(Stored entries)
○ ○ ○

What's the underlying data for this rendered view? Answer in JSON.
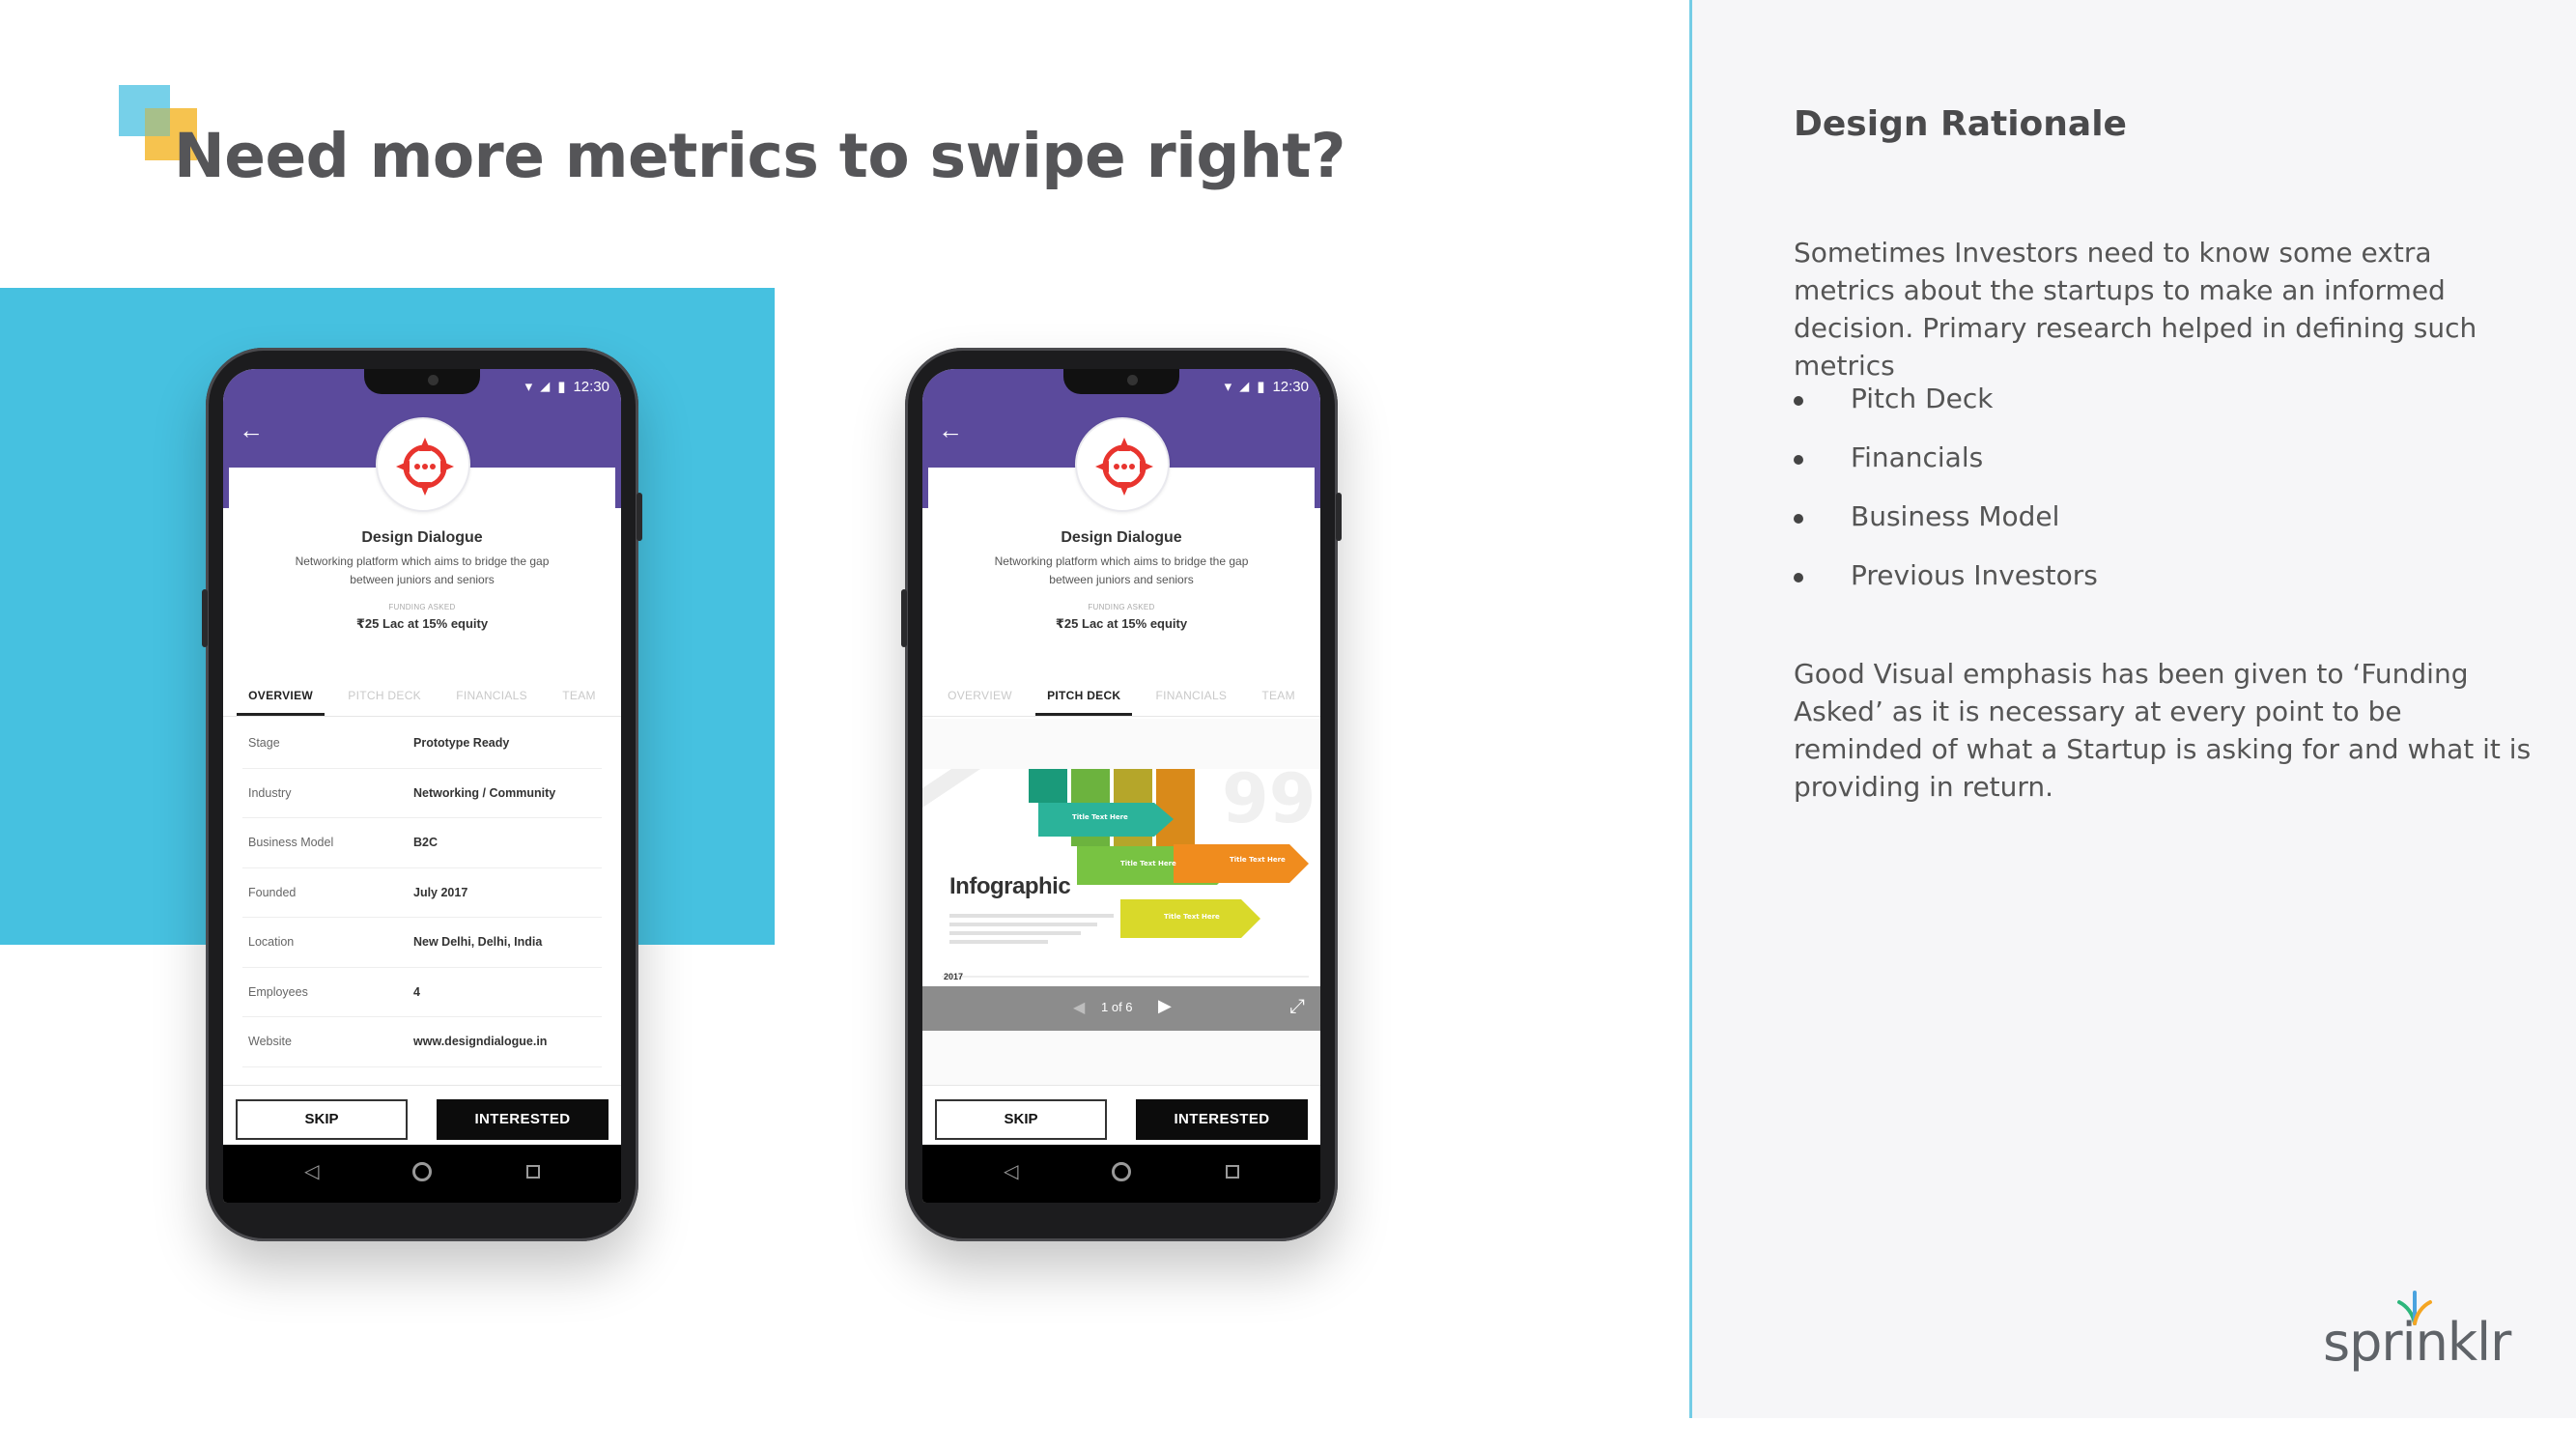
{
  "slide": {
    "title": "Need more metrics to swipe right?"
  },
  "phone_status": {
    "time": "12:30"
  },
  "startup": {
    "name": "Design Dialogue",
    "description": "Networking platform which aims to bridge the gap between juniors and seniors",
    "funding_label": "FUNDING ASKED",
    "funding_value": "₹25 Lac at 15% equity"
  },
  "tabs": [
    "OVERVIEW",
    "PITCH DECK",
    "FINANCIALS",
    "TEAM"
  ],
  "overview_rows": [
    {
      "key": "Stage",
      "value": "Prototype Ready"
    },
    {
      "key": "Industry",
      "value": "Networking / Community"
    },
    {
      "key": "Business Model",
      "value": "B2C"
    },
    {
      "key": "Founded",
      "value": "July 2017"
    },
    {
      "key": "Location",
      "value": "New Delhi, Delhi, India"
    },
    {
      "key": "Employees",
      "value": "4"
    },
    {
      "key": "Website",
      "value": "www.designdialogue.in"
    }
  ],
  "pitch_deck": {
    "slide_title": "Infographic",
    "slide_year": "2017",
    "arrow_labels": [
      "Title Text Here",
      "Title Text Here",
      "Title Text Here",
      "Title Text Here"
    ],
    "page_indicator": "1 of 6"
  },
  "actions": {
    "skip": "SKIP",
    "interested": "INTERESTED"
  },
  "rationale": {
    "title": "Design Rationale",
    "intro": "Sometimes Investors need to know some extra metrics about the startups to make an informed decision. Primary research helped in defining such metrics",
    "metrics": [
      "Pitch Deck",
      "Financials",
      "Business Model",
      "Previous Investors"
    ],
    "conclusion": "Good Visual emphasis has been given to ‘Funding Asked’ as it is necessary at every point to be reminded of what a Startup is asking for and what it is providing in return."
  },
  "brand": {
    "name": "sprinklr"
  },
  "colors": {
    "accent_blue": "#46c1e0",
    "header_purple": "#5b4a9c",
    "deco_yellow": "#f5bd3c",
    "logo_red": "#e8342e"
  }
}
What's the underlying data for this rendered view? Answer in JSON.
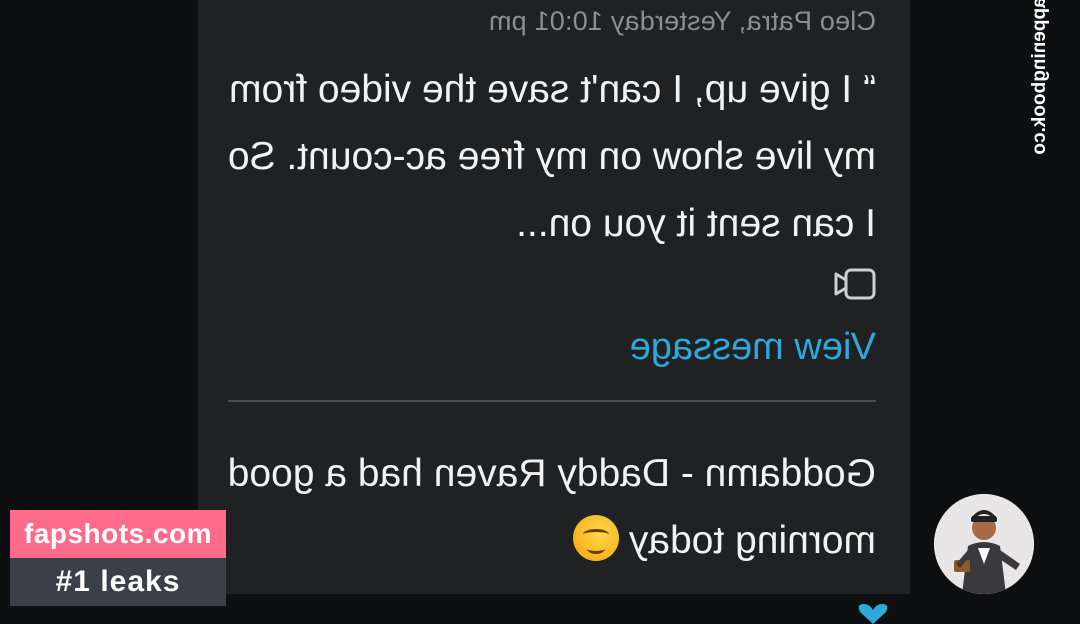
{
  "message": {
    "sender_time": "Cleo Patra, Yesterday 10:01 pm",
    "quote_text": "“ I give up, I can't save the video from my live show on my free ac-count. So I can sent it you on...",
    "attachment_icon": "video-camera-icon",
    "view_label": "View message"
  },
  "post": {
    "text": "Goddamn - Daddy Raven had a good morning today",
    "emoji": "smiling-drooling-face-emoji"
  },
  "avatar": {
    "icon": "cartoon-man-avatar"
  },
  "reaction": {
    "icon": "heart-icon",
    "color": "#2ea8d8"
  },
  "watermarks": {
    "site": "fapshots.com",
    "tagline": "#1 leaks",
    "side_text": "fappeningbook.co"
  },
  "colors": {
    "link": "#2ea8d8",
    "watermark_pink": "#ff6b8b",
    "watermark_dark": "#3b3f4a"
  }
}
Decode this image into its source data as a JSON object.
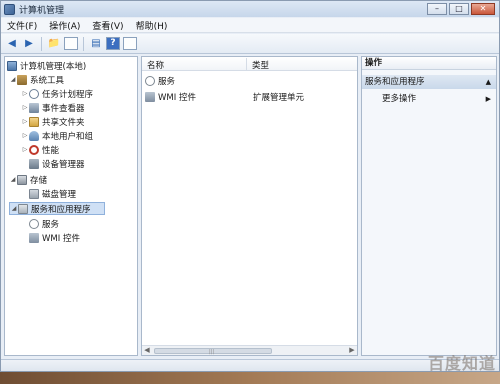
{
  "window": {
    "title": "计算机管理"
  },
  "menu": [
    "文件(F)",
    "操作(A)",
    "查看(V)",
    "帮助(H)"
  ],
  "tree": {
    "root": "计算机管理(本地)",
    "system_tools": "系统工具",
    "task_scheduler": "任务计划程序",
    "event_viewer": "事件查看器",
    "shared_folders": "共享文件夹",
    "local_users": "本地用户和组",
    "performance": "性能",
    "device_manager": "设备管理器",
    "storage": "存储",
    "disk_management": "磁盘管理",
    "services_apps": "服务和应用程序",
    "services": "服务",
    "wmi": "WMI 控件"
  },
  "list": {
    "col_name": "名称",
    "col_type": "类型",
    "rows": [
      {
        "name": "服务",
        "type": ""
      },
      {
        "name": "WMI 控件",
        "type": "扩展管理单元"
      }
    ]
  },
  "actions": {
    "header": "操作",
    "section": "服务和应用程序",
    "more": "更多操作"
  },
  "watermark": "百度知道"
}
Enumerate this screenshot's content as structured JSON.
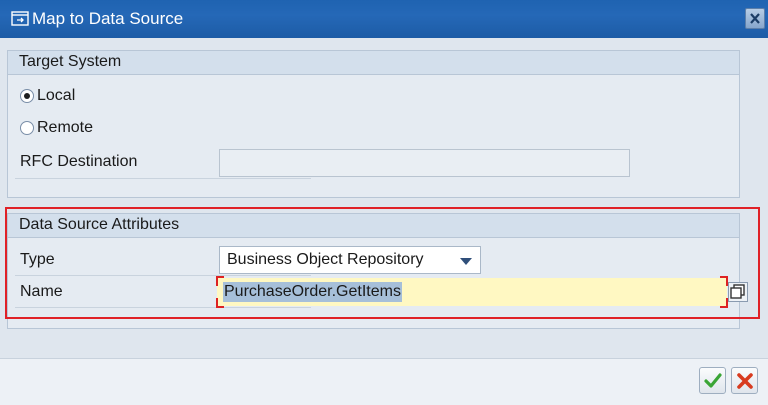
{
  "window": {
    "title": "Map to Data Source"
  },
  "target_system": {
    "header": "Target System",
    "local_label": "Local",
    "local_selected": true,
    "remote_label": "Remote",
    "remote_selected": false,
    "rfc_label": "RFC Destination",
    "rfc_value": ""
  },
  "data_source": {
    "header": "Data Source Attributes",
    "type_label": "Type",
    "type_value": "Business Object Repository",
    "name_label": "Name",
    "name_value": "PurchaseOrder.GetItems"
  },
  "colors": {
    "titlebar": "#2568b7",
    "highlight_frame": "#e02127",
    "name_field_bg": "#fff8c2",
    "ok_green": "#3aa536",
    "cancel_red": "#d83b1f"
  },
  "icons": [
    "window-icon",
    "close-icon",
    "dropdown-arrow-icon",
    "value-help-icon",
    "checkmark-icon",
    "cancel-x-icon"
  ]
}
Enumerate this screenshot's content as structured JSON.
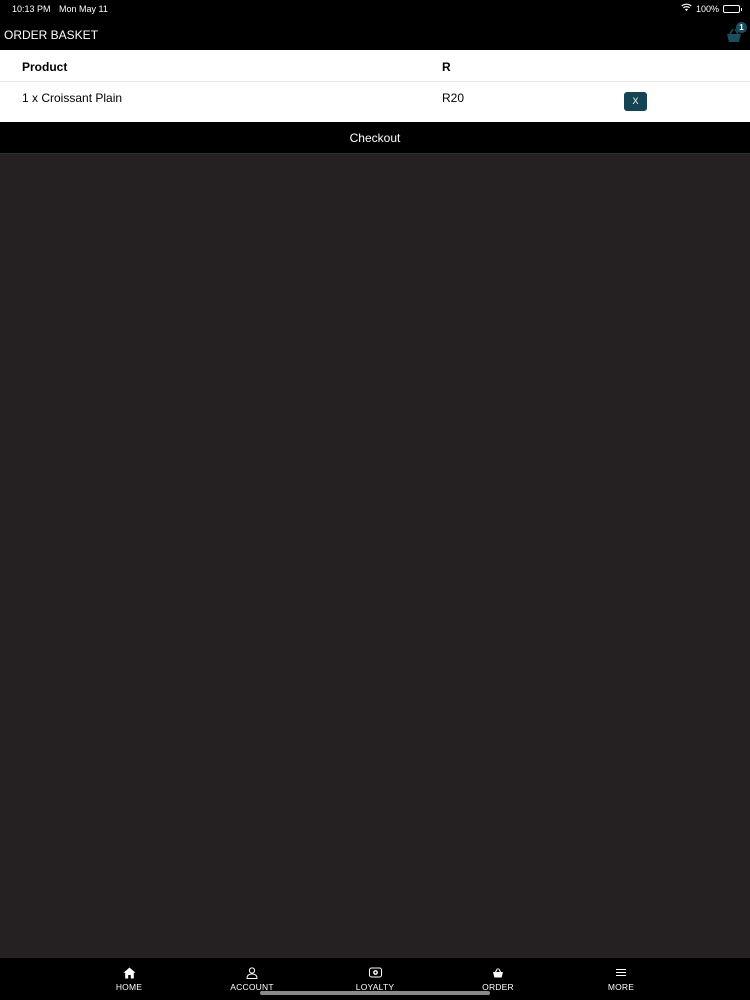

○ ○ ○

Problem description: Output a faithful copy of the data, with each picture left out.

Final answer:
What's the underlying data for this rendered view? Answer in JSON.
{
  "slide": {
    "title": "Need more metrics to swipe right?"
  },
  "phone_status": {
    "time": "12:30"
  },
  "startup": {
    "name": "Design Dialogue",
    "description": "Networking platform which aims to bridge the gap between juniors and seniors",
    "funding_label": "FUNDING ASKED",
    "funding_value": "₹25 Lac at 15% equity"
  },
  "tabs": [
    "OVERVIEW",
    "PITCH DECK",
    "FINANCIALS",
    "TEAM"
  ],
  "overview_rows": [
    {
      "key": "Stage",
      "value": "Prototype Ready"
    },
    {
      "key": "Industry",
      "value": "Networking / Community"
    },
    {
      "key": "Business Model",
      "value": "B2C"
    },
    {
      "key": "Founded",
      "value": "July 2017"
    },
    {
      "key": "Location",
      "value": "New Delhi, Delhi, India"
    },
    {
      "key": "Employees",
      "value": "4"
    },
    {
      "key": "Website",
      "value": "www.designdialogue.in"
    }
  ],
  "pitch_deck": {
    "slide_title": "Infographic",
    "slide_year": "2017",
    "arrow_labels": [
      "Title Text Here",
      "Title Text Here",
      "Title Text Here",
      "Title Text Here"
    ],
    "page_indicator": "1 of 6"
  },
  "actions": {
    "skip": "SKIP",
    "interested": "INTERESTED"
  },
  "rationale": {
    "title": "Design Rationale",
    "intro": "Sometimes Investors need to know some extra metrics about the startups to make an informed decision. Primary research helped in defining such metrics",
    "metrics": [
      "Pitch Deck",
      "Financials",
      "Business Model",
      "Previous Investors"
    ],
    "conclusion": "Good Visual emphasis has been given to ‘Funding Asked’ as it is necessary at every point to be reminded of what a Startup is asking for and what it is providing in return."
  },
  "brand": {
    "name": "sprinklr"
  },
  "colors": {
    "accent_blue": "#46c1e0",
    "header_purple": "#5b4a9c",
    "deco_yellow": "#f5bd3c",
    "logo_red": "#e8342e"
  }
}
What's the underlying data for this rendered view? Answer in JSON.
{
  "message": {
    "sender_time": "Cleo Patra, Yesterday 10:01 pm",
    "quote_text": "“ I give up, I can't save the video from my live show on my free ac-count. So I can sent it you on...",
    "attachment_icon": "video-camera-icon",
    "view_label": "View message"
  },
  "post": {
    "text": "Goddamn - Daddy Raven had a good morning today",
    "emoji": "smiling-drooling-face-emoji"
  },
  "avatar": {
    "icon": "cartoon-man-avatar"
  },
  "reaction": {
    "icon": "heart-icon",
    "color": "#2ea8d8"
  },
  "watermarks": {
    "site": "fapshots.com",
    "tagline": "#1 leaks",
    "side_text": "fappeningbook.co"
  },
  "colors": {
    "link": "#2ea8d8",
    "watermark_pink": "#ff6b8b",
    "watermark_dark": "#3b3f4a"
  }
}
Decode this image into its source data as a JSON object.
{
  "window": {
    "title": "计算机管理"
  },
  "menu": [
    "文件(F)",
    "操作(A)",
    "查看(V)",
    "帮助(H)"
  ],
  "tree": {
    "root": "计算机管理(本地)",
    "system_tools": "系统工具",
    "task_scheduler": "任务计划程序",
    "event_viewer": "事件查看器",
    "shared_folders": "共享文件夹",
    "local_users": "本地用户和组",
    "performance": "性能",
    "device_manager": "设备管理器",
    "storage": "存储",
    "disk_management": "磁盘管理",
    "services_apps": "服务和应用程序",
    "services": "服务",
    "wmi": "WMI 控件"
  },
  "list": {
    "col_name": "名称",
    "col_type": "类型",
    "rows": [
      {
        "name": "服务",
        "type": ""
      },
      {
        "name": "WMI 控件",
        "type": "扩展管理单元"
      }
    ]
  },
  "actions": {
    "header": "操作",
    "section": "服务和应用程序",
    "more": "更多操作"
  },
  "watermark": "百度知道"
}
Enumerate this screenshot's content as structured JSON.
{
  "window": {
    "title": "Map to Data Source"
  },
  "target_system": {
    "header": "Target System",
    "local_label": "Local",
    "local_selected": true,
    "remote_label": "Remote",
    "remote_selected": false,
    "rfc_label": "RFC Destination",
    "rfc_value": ""
  },
  "data_source": {
    "header": "Data Source Attributes",
    "type_label": "Type",
    "type_value": "Business Object Repository",
    "name_label": "Name",
    "name_value": "PurchaseOrder.GetItems"
  },
  "colors": {
    "titlebar": "#2568b7",
    "highlight_frame": "#e02127",
    "name_field_bg": "#fff8c2",
    "ok_green": "#3aa536",
    "cancel_red": "#d83b1f"
  },
  "icons": [
    "window-icon",
    "close-icon",
    "dropdown-arrow-icon",
    "value-help-icon",
    "checkmark-icon",
    "cancel-x-icon"
  ]
}
Enumerate this screenshot's content as structured JSON.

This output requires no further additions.